• **EXERCISE DESCRIPTION**
Data follows below. Repeat exactly the lines between the line holding "What's the underlying" and the line holding "Output a JSON", inclusive, and nothing more; drop pictures.

• **MATERIAL FOR THIS EXERCISE**

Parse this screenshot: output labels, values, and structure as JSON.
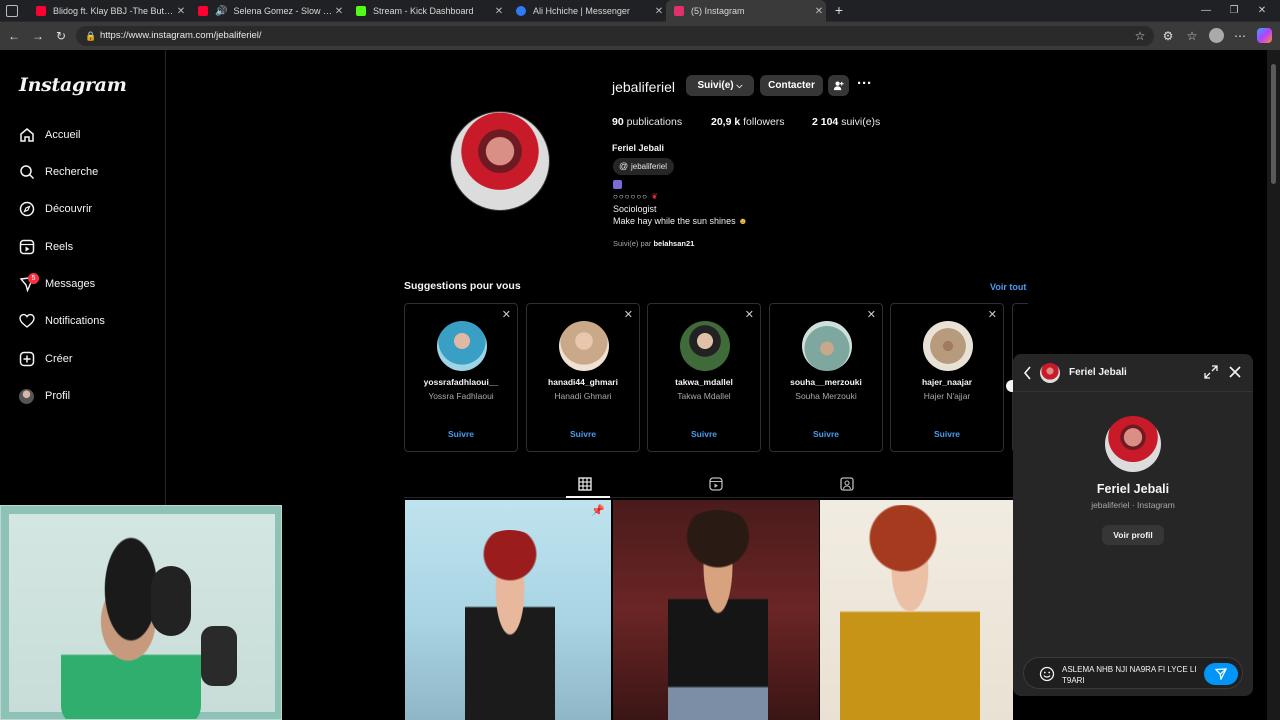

==

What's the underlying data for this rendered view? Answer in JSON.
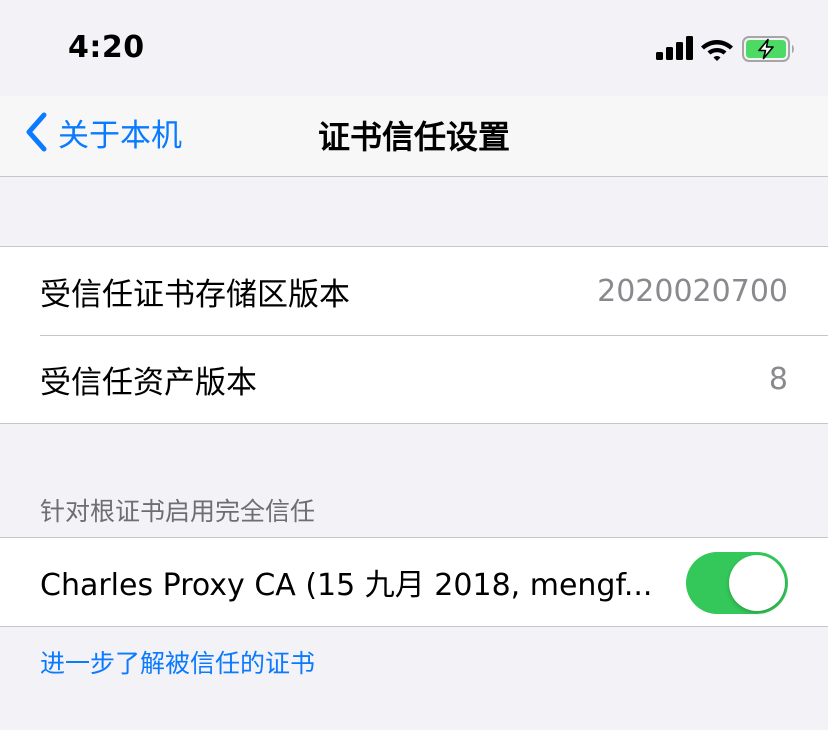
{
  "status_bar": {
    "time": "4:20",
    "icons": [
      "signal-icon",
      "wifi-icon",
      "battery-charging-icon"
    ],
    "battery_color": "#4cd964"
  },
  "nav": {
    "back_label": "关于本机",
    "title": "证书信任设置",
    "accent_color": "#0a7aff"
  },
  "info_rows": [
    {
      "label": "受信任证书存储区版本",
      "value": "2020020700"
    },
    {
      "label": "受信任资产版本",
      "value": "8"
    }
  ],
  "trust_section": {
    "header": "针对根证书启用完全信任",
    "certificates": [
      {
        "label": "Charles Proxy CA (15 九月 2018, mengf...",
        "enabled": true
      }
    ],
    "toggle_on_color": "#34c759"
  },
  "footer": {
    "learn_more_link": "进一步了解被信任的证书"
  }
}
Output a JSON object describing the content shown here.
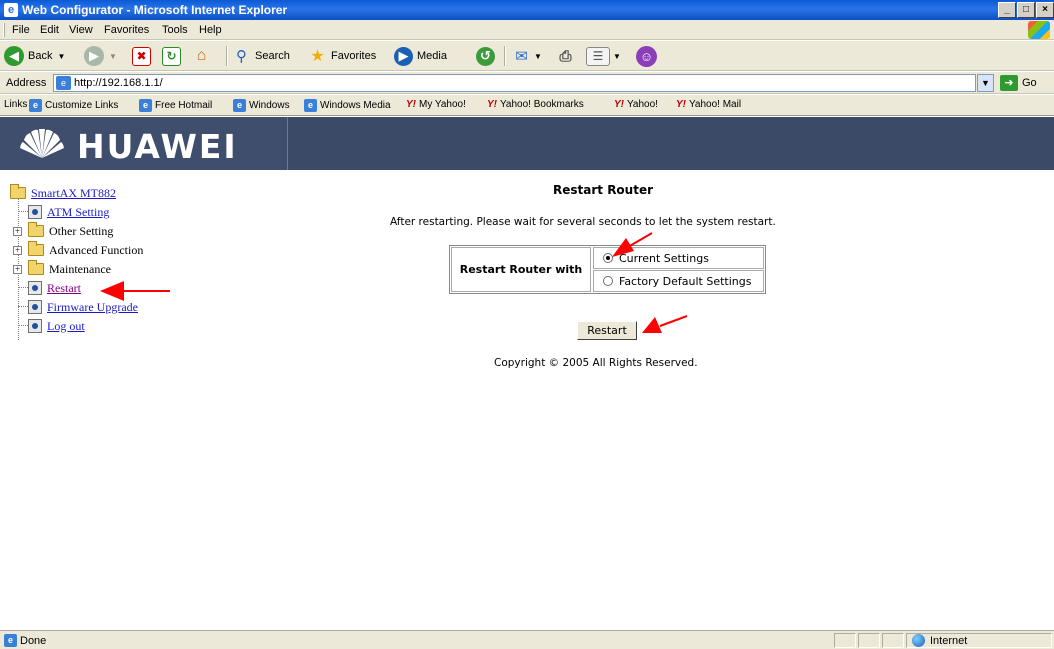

• **RESPONSE TO THE TASK**
What's the underlying data for this rendered view? Answer in JSON.
{
  "status_bar": {
    "time": "4:20",
    "icons": [
      "signal-icon",
      "wifi-icon",
      "battery-charging-icon"
    ],
    "battery_color": "#4cd964"
  },
  "nav": {
    "back_label": "关于本机",
    "title": "证书信任设置",
    "accent_color": "#0a7aff"
  },
  "info_rows": [
    {
      "label": "受信任证书存储区版本",
      "value": "2020020700"
    },
    {
      "label": "受信任资产版本",
      "value": "8"
    }
  ],
  "trust_section": {
    "header": "针对根证书启用完全信任",
    "certificates": [
      {
        "label": "Charles Proxy CA (15 九月 2018, mengf...",
        "enabled": true
      }
    ],
    "toggle_on_color": "#34c759"
  },
  "footer": {
    "learn_more_link": "进一步了解被信任的证书"
  }
}
Output a JSON object describing the content shown here.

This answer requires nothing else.